STATED TASK ▸ Read the listing below and copy out every line that holds "this".
━━━━━ LISTED ENTRIES ━━━━━
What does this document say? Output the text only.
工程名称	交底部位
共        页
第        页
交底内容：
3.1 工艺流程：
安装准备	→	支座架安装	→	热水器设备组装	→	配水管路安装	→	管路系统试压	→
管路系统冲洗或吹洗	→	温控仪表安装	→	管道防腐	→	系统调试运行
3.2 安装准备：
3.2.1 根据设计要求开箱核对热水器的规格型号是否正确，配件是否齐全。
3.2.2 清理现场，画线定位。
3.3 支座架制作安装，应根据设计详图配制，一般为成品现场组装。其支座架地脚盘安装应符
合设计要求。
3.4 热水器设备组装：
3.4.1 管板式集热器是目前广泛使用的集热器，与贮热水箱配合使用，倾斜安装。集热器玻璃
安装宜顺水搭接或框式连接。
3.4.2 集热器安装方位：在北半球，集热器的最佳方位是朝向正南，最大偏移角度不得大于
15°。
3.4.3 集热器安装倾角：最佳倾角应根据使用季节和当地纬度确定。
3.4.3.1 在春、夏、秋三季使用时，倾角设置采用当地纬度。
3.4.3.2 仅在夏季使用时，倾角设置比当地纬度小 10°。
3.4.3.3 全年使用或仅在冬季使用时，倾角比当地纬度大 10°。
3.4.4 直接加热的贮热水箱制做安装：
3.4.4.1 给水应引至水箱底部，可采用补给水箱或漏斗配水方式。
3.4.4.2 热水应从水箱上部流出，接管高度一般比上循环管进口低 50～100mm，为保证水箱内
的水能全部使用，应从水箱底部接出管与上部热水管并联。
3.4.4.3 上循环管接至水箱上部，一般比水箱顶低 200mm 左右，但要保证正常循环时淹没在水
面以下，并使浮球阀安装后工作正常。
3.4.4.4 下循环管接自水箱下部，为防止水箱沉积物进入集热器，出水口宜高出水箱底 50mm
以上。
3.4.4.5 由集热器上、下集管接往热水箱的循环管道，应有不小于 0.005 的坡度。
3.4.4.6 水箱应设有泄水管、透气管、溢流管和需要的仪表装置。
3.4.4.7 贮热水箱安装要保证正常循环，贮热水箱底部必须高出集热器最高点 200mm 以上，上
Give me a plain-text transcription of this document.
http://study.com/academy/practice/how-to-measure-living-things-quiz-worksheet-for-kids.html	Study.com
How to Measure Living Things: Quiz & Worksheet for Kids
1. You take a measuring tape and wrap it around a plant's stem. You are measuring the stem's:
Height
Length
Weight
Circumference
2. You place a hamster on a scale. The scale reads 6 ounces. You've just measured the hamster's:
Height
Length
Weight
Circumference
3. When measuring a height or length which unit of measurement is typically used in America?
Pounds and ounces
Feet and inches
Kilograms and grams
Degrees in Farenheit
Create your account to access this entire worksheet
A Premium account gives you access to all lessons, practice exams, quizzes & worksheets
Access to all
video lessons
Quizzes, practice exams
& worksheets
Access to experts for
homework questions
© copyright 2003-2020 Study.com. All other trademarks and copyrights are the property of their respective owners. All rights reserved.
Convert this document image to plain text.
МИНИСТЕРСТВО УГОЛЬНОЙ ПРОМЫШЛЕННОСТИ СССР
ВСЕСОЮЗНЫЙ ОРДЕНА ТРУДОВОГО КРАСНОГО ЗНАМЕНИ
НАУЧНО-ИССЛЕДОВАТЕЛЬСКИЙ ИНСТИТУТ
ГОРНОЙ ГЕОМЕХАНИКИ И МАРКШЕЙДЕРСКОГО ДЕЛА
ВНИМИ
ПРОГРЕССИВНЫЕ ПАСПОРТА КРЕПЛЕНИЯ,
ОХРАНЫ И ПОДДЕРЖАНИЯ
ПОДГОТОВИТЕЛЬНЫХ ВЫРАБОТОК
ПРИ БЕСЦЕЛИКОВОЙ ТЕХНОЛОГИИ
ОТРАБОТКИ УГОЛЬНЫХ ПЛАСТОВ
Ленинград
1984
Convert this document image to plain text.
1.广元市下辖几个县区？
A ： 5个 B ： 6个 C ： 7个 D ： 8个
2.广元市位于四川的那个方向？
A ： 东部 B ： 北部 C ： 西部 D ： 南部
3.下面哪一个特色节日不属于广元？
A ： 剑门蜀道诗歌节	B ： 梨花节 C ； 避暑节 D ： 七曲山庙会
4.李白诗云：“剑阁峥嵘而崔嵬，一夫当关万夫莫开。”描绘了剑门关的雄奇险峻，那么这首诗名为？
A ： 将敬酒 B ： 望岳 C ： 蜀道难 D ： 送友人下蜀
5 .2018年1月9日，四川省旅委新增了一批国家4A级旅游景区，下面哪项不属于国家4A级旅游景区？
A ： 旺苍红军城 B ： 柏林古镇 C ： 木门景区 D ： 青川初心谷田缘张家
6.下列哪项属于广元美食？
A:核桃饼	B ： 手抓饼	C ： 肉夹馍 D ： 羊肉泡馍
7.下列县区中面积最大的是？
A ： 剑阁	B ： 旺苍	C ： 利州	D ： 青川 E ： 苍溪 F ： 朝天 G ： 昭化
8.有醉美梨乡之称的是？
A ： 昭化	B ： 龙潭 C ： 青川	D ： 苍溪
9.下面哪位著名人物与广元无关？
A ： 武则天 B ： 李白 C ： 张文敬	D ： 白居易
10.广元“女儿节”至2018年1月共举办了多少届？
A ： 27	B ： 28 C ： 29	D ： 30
━━━━━
EXERCISE RESULT ▸
What does this document say? Output the text only.
Give me a plain-text transcription of this document.
Create your account to access this entire worksheet
Convert this document image to plain text.
Convert this document image to plain text.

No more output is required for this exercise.